** Start **
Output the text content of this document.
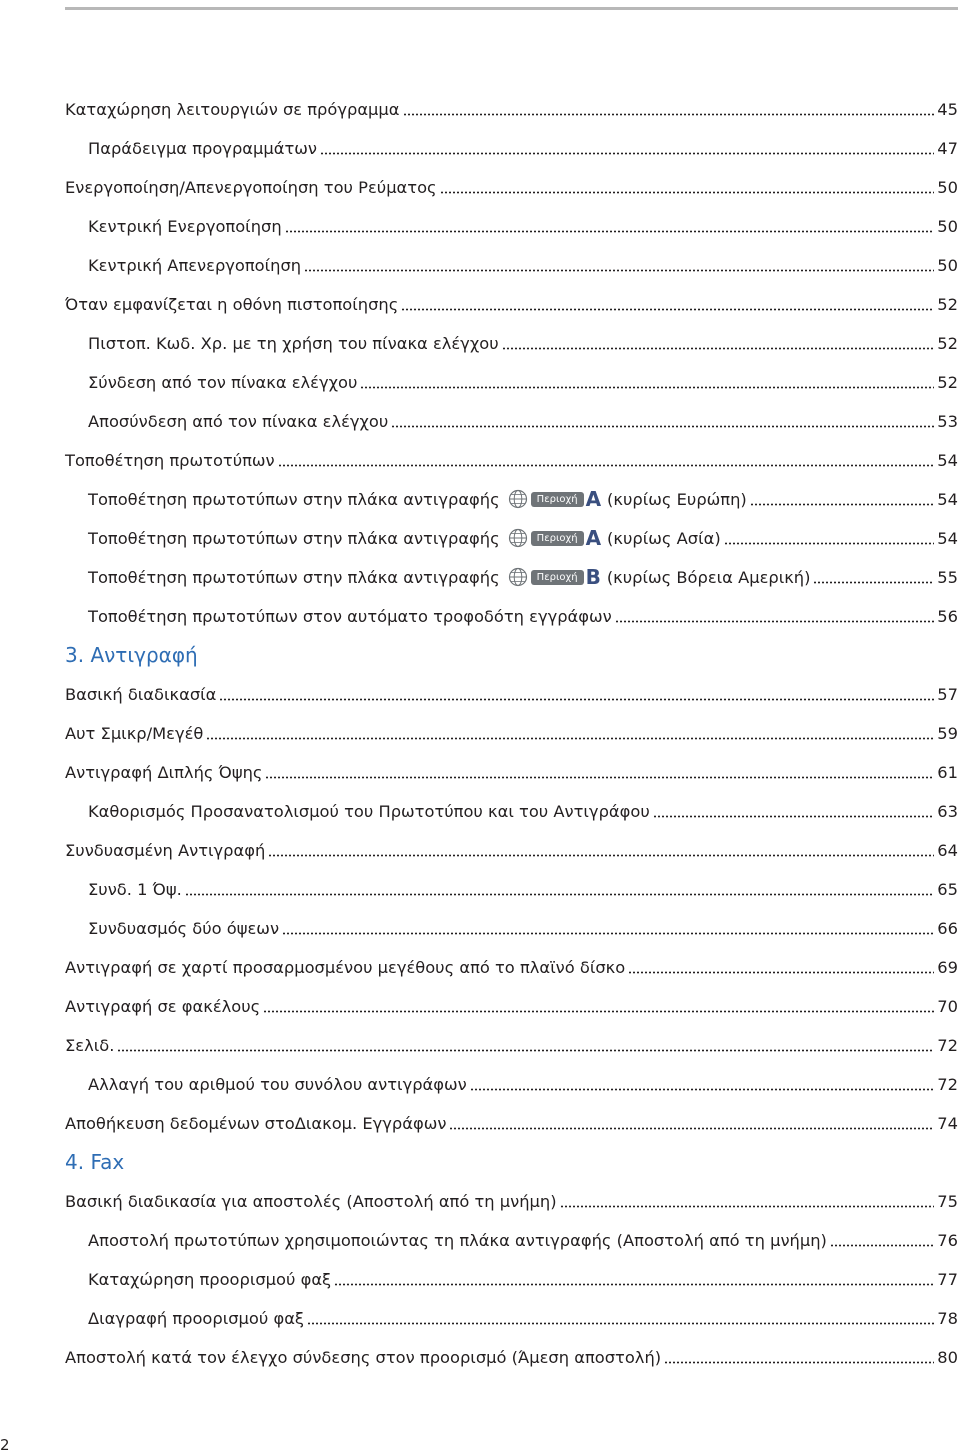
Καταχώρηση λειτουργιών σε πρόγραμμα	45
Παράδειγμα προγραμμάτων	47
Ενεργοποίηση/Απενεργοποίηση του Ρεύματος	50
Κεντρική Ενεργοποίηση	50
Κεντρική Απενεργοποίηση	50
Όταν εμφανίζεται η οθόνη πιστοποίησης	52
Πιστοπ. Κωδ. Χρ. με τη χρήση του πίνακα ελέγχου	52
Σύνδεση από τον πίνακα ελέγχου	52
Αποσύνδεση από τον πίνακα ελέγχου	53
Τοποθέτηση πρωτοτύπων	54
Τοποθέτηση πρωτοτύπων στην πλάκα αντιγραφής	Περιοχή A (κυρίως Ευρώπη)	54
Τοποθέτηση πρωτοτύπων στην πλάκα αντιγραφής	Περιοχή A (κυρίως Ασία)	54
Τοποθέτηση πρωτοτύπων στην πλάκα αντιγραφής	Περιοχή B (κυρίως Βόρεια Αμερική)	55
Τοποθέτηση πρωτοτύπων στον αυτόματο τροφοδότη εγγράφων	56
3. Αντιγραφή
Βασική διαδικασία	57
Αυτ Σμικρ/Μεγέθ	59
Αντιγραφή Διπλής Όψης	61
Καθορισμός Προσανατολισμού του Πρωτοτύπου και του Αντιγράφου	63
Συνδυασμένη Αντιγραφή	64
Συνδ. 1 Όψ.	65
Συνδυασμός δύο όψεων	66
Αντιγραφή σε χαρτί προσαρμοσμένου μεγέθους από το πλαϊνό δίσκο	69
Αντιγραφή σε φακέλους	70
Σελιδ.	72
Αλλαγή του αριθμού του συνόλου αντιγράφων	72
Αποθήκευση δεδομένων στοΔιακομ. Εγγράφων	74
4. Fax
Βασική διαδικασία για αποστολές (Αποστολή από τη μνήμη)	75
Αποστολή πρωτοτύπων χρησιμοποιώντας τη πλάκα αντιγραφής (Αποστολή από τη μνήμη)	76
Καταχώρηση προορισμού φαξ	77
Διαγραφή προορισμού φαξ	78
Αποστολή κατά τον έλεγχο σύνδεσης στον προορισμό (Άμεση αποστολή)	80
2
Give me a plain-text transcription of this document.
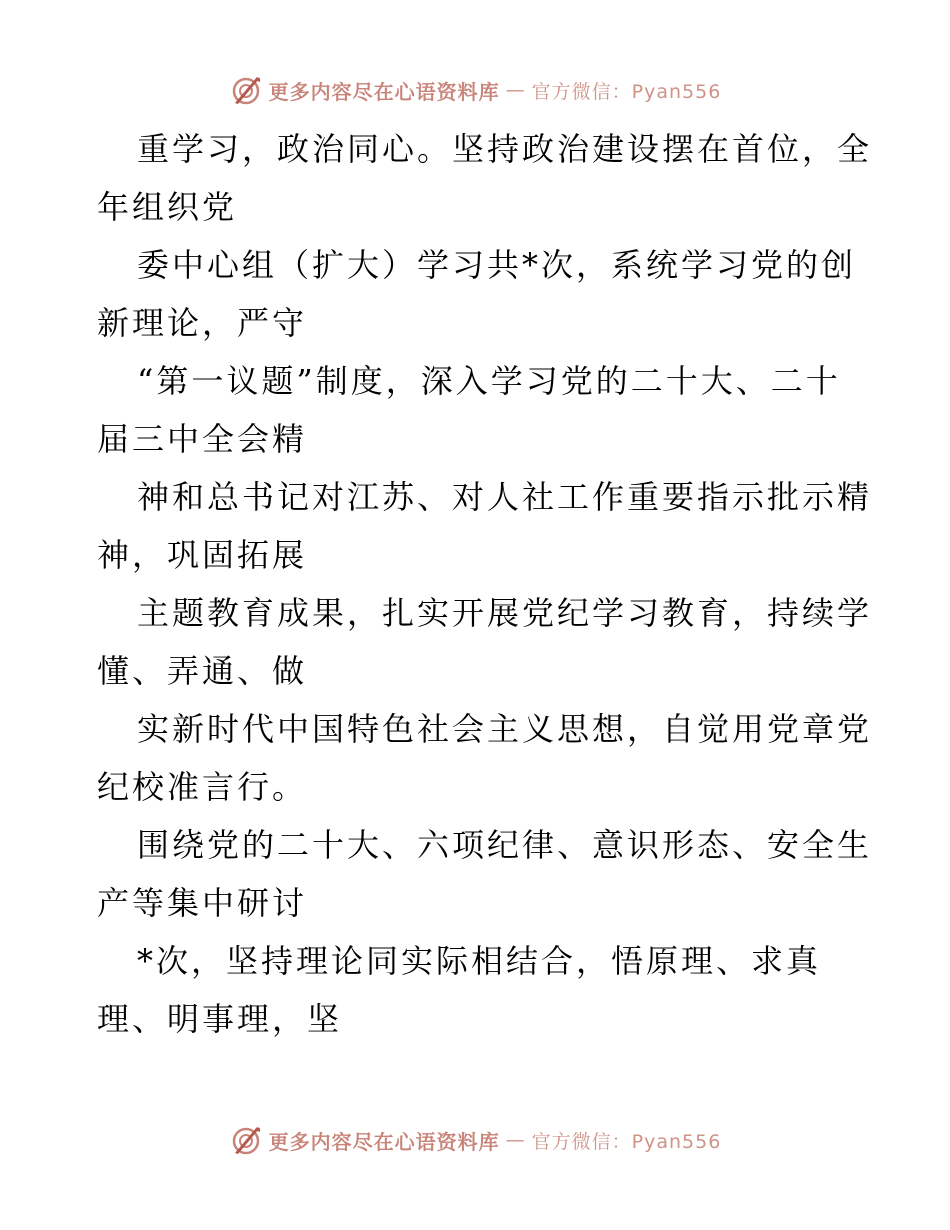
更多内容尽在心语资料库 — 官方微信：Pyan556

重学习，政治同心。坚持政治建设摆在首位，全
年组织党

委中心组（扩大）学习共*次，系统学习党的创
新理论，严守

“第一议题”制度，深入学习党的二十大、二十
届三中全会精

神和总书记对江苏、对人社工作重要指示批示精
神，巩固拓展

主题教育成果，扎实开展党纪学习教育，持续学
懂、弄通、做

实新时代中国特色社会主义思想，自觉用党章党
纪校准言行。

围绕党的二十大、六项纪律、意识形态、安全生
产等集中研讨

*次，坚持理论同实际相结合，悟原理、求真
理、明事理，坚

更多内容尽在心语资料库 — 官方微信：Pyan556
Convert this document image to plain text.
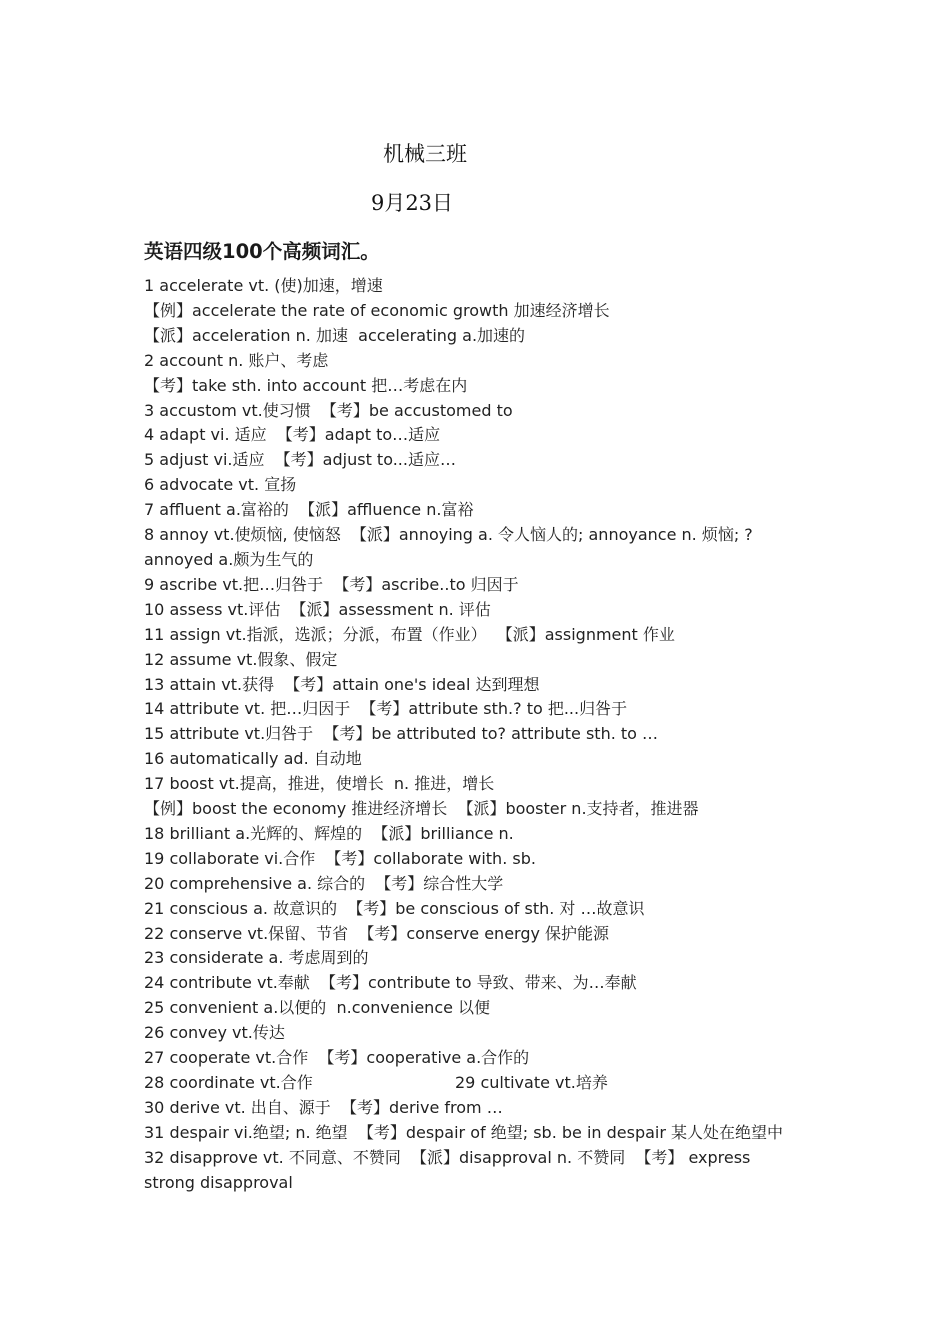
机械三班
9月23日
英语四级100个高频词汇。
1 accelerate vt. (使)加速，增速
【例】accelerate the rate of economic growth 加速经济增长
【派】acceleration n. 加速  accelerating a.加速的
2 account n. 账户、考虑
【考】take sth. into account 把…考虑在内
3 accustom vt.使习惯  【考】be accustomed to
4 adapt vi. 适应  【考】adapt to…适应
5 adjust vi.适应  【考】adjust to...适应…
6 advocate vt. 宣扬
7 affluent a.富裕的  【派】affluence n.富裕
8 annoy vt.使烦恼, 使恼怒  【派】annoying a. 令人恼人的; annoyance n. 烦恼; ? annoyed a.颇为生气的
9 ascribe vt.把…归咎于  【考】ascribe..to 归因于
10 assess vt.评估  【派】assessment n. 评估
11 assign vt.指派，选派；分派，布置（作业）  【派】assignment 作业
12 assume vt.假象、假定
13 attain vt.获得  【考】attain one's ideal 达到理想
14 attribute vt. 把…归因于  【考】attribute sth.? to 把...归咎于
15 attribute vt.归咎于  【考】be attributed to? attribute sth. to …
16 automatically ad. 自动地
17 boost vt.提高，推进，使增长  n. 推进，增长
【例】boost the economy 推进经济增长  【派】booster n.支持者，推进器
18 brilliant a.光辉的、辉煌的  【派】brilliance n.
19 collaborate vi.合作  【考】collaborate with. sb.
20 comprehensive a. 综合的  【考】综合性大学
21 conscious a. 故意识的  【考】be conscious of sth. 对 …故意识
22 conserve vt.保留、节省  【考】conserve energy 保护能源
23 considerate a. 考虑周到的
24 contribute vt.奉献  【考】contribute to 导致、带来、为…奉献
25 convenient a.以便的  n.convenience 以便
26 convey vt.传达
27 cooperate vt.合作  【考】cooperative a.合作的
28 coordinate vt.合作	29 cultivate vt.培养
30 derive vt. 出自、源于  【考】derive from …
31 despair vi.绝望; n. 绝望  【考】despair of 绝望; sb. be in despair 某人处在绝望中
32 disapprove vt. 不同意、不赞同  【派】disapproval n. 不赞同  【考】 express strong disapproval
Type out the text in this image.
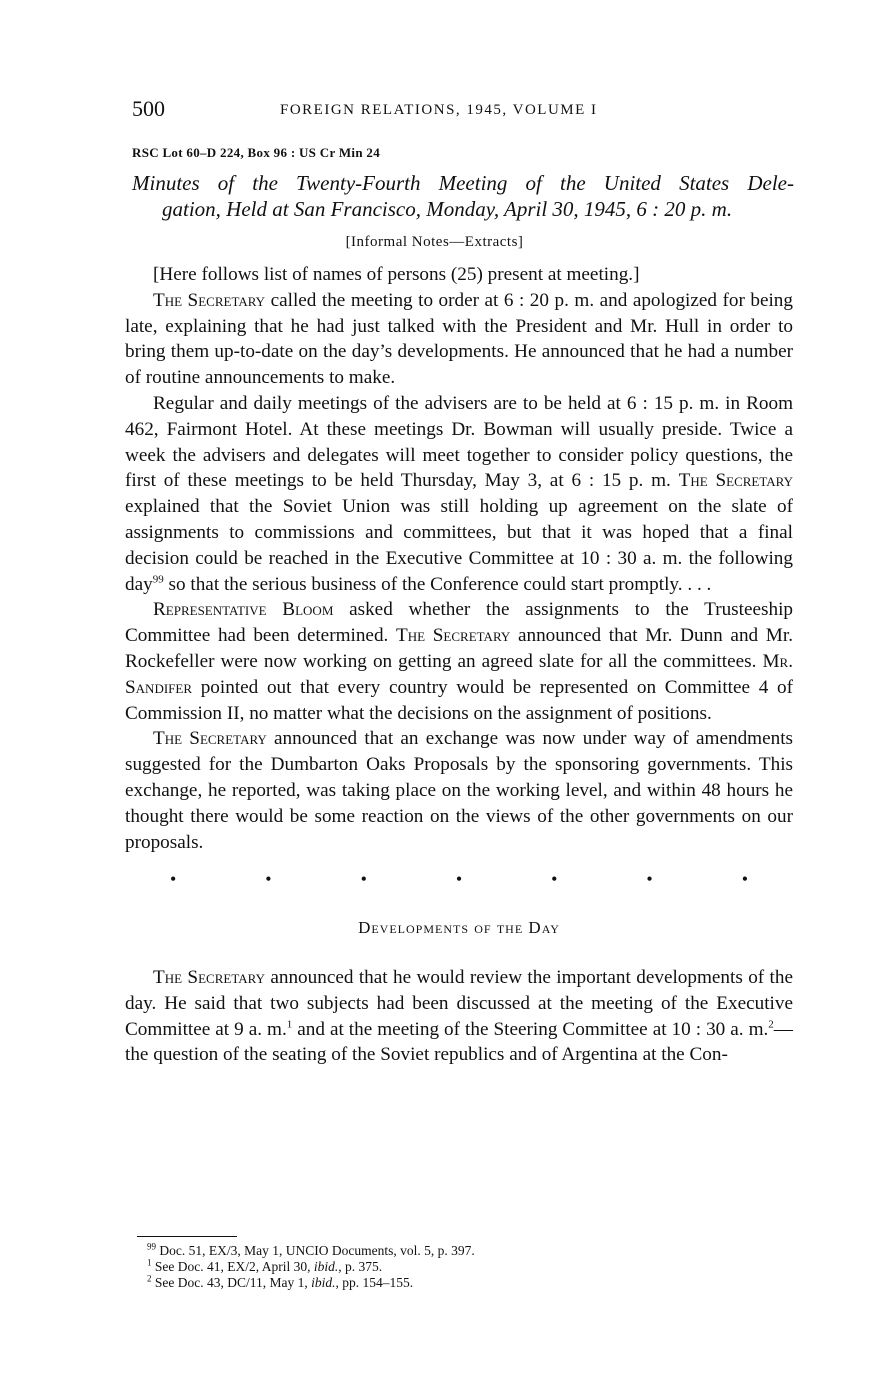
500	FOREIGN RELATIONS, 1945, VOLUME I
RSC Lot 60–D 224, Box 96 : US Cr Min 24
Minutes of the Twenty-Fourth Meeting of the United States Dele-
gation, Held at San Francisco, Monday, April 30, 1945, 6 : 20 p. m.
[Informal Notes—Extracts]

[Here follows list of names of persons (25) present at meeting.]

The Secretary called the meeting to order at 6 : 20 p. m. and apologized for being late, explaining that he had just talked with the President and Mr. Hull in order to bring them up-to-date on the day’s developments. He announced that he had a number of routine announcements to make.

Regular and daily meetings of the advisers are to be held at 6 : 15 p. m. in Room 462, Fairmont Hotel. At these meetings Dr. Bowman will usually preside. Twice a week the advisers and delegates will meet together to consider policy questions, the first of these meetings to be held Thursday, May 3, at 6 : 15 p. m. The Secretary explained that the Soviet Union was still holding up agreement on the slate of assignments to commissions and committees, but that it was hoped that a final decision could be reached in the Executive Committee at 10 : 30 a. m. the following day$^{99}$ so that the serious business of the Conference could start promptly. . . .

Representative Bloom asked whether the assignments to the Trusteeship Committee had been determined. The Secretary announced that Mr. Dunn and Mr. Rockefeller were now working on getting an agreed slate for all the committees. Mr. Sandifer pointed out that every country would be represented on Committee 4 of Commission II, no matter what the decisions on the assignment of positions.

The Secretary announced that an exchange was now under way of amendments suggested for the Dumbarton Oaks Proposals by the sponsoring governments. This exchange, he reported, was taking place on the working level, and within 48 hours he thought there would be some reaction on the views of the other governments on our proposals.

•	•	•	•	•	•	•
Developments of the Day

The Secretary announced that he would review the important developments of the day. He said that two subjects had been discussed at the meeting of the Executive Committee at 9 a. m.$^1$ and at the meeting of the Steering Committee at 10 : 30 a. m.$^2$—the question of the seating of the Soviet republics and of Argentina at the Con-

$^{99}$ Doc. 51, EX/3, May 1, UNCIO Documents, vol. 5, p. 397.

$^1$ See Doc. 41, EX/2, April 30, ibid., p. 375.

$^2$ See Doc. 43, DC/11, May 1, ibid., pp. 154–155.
** End **
Point out every line holding the string "πλάκα" and copy it.

Τοποθέτηση πρωτοτύπων στην πλάκα αντιγραφής	Περιοχή A (κυρίως Ευρώπη)	54
Τοποθέτηση πρωτοτύπων στην πλάκα αντιγραφής	Περιοχή A (κυρίως Ασία)	54
Τοποθέτηση πρωτοτύπων στην πλάκα αντιγραφής	Περιοχή B (κυρίως Βόρεια Αμερική)	55
Αποστολή πρωτοτύπων χρησιμοποιώντας τη πλάκα αντιγραφής (Αποστολή από τη μνήμη)	76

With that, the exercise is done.